PROBLEM TO SOLVE:
Show all lines that include the string "again"; copy each one.

Part of a data file:

-- Begin --

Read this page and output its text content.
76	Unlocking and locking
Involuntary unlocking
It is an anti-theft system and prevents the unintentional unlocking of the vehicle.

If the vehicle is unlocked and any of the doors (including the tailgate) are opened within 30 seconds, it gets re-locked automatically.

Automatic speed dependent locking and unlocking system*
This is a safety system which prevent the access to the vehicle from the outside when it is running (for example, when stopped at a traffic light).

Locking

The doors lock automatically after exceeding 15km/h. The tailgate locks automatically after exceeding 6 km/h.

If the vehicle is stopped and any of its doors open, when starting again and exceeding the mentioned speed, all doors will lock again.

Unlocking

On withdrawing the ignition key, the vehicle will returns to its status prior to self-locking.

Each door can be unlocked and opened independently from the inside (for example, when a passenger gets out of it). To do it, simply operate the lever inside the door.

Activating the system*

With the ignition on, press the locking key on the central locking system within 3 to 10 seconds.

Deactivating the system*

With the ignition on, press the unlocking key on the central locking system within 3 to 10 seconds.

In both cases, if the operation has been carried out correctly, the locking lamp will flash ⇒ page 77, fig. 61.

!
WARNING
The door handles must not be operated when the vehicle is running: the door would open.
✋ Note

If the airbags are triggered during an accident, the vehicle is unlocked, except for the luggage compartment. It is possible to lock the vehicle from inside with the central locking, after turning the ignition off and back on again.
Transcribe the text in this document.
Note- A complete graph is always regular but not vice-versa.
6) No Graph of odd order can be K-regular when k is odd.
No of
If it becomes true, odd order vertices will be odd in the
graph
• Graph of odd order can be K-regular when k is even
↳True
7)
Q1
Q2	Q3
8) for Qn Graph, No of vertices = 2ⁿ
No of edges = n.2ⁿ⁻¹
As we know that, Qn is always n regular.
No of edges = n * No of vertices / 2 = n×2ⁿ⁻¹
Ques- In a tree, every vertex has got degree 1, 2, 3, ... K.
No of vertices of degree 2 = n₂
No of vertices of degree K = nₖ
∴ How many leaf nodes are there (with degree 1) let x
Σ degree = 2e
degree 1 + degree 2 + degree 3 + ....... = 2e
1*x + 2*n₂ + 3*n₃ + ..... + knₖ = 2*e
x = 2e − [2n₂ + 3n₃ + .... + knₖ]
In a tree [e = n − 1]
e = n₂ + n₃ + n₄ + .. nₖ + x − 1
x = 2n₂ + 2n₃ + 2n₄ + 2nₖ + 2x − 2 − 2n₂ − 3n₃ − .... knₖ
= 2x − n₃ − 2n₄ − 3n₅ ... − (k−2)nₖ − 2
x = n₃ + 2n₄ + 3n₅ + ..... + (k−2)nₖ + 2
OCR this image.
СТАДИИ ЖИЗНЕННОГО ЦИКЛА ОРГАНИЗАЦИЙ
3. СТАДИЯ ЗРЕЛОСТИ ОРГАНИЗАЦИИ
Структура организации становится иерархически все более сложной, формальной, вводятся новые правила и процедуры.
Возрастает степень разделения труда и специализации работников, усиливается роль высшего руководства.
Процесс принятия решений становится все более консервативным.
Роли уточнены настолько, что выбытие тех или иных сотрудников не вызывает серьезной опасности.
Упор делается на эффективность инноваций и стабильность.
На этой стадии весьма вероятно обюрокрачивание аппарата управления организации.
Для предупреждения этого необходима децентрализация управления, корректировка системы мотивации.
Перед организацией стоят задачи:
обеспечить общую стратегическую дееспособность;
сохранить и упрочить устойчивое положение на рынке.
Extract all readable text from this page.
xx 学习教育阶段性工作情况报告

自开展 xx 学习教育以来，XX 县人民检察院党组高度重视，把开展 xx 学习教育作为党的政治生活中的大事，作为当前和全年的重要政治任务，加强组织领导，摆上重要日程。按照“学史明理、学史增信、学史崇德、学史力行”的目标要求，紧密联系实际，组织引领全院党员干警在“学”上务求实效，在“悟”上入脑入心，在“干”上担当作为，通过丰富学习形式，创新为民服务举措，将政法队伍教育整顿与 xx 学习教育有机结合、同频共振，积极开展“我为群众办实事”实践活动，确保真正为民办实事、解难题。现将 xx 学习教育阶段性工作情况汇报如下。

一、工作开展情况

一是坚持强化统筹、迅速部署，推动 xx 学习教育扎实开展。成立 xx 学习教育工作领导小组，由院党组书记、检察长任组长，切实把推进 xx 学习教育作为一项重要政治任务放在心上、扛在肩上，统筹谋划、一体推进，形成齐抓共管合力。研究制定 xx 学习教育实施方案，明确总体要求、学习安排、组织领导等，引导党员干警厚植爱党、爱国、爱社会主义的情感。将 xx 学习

-- End --

TASK RESULT:
If the vehicle is stopped and any of its doors open, when starting again and exceeding the mentioned speed, all doors will lock again.
If the airbags are triggered during an accident, the vehicle is unlocked, except for the luggage compartment. It is possible to lock the vehicle from inside with the central locking, after turning the ignition off and back on again.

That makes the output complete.